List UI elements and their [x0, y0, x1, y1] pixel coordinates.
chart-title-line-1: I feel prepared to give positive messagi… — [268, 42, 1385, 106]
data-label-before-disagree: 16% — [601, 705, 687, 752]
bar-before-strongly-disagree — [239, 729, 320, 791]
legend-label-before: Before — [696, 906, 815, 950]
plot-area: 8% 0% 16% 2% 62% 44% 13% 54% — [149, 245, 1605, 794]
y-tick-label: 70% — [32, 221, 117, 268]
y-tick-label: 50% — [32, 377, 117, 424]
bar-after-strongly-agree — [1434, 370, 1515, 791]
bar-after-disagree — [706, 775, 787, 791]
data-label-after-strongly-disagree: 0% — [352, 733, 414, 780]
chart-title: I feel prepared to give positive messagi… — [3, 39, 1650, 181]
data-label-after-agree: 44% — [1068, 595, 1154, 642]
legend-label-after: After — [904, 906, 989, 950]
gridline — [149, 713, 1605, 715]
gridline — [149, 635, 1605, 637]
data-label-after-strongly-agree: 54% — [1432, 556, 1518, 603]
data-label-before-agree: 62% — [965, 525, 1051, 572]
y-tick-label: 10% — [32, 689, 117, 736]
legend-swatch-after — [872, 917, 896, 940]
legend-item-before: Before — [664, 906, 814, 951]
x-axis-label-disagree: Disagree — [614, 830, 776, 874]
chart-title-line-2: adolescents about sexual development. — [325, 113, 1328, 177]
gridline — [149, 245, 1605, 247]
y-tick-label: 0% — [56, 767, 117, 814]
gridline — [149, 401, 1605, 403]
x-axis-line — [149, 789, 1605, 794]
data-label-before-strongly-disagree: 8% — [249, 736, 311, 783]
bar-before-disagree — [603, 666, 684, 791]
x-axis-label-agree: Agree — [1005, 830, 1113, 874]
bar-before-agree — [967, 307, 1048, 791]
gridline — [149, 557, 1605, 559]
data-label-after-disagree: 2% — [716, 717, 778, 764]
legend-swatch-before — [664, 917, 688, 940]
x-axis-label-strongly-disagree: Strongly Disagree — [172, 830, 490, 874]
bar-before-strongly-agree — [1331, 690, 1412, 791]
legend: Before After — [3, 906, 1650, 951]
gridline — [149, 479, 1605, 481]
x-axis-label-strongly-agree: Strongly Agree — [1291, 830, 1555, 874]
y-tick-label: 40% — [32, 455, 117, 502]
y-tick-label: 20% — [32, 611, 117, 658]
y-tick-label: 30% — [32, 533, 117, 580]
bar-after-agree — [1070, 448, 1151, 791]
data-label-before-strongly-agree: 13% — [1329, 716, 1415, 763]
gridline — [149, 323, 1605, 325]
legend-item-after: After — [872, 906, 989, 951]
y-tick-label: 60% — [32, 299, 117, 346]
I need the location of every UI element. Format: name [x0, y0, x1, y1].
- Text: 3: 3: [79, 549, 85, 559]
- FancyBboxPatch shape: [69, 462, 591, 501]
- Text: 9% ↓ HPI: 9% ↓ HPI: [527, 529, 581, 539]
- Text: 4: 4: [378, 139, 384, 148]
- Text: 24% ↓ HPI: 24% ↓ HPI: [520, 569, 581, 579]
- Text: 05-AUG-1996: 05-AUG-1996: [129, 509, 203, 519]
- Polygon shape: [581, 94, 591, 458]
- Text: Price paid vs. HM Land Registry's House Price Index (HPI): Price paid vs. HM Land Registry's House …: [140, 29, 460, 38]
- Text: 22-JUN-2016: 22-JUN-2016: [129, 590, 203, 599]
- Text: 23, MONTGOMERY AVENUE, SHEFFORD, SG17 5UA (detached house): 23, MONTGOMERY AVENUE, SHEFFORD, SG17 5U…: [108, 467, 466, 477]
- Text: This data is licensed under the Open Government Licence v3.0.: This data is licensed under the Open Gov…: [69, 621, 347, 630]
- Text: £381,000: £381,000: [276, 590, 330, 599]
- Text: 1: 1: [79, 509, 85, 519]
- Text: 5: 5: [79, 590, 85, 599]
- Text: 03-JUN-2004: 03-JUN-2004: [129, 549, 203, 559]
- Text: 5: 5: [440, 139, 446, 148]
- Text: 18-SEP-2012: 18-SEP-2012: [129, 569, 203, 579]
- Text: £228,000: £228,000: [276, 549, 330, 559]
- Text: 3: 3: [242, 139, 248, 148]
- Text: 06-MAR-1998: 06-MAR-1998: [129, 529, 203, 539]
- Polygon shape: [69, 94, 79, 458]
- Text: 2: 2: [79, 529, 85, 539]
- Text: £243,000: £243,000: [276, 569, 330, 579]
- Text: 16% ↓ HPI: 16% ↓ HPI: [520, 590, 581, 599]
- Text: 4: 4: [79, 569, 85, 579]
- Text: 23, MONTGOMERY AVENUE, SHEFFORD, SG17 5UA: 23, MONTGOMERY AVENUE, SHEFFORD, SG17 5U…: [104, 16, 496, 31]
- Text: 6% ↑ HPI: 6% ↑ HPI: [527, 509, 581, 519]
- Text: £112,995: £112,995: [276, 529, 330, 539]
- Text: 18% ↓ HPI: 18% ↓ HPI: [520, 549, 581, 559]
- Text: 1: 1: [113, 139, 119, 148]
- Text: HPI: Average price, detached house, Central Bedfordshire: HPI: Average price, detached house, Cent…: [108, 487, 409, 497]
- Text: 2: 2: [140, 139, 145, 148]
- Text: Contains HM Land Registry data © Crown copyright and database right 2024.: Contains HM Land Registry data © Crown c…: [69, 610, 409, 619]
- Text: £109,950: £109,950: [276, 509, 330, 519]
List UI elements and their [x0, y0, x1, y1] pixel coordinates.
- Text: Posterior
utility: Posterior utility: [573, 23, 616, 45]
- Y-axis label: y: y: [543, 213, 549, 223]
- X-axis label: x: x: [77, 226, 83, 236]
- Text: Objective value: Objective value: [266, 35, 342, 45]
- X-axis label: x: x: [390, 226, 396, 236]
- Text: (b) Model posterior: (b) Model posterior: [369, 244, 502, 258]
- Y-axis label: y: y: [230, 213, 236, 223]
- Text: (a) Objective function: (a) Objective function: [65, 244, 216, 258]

=====

§ **TASK OBJECTIVE**:
Copy out the items word for word, from the first line through the line with "legend-label-before: Before —".

§ **EXERCISE RESULT**:
List UI elements and their [x0, y0, x1, y1] pixel coordinates.
chart-title-line-1: I feel prepared to give positive messagi… — [268, 42, 1385, 106]
data-label-before-disagree: 16% — [601, 705, 687, 752]
bar-before-strongly-disagree — [239, 729, 320, 791]
legend-label-before: Before — [696, 906, 815, 950]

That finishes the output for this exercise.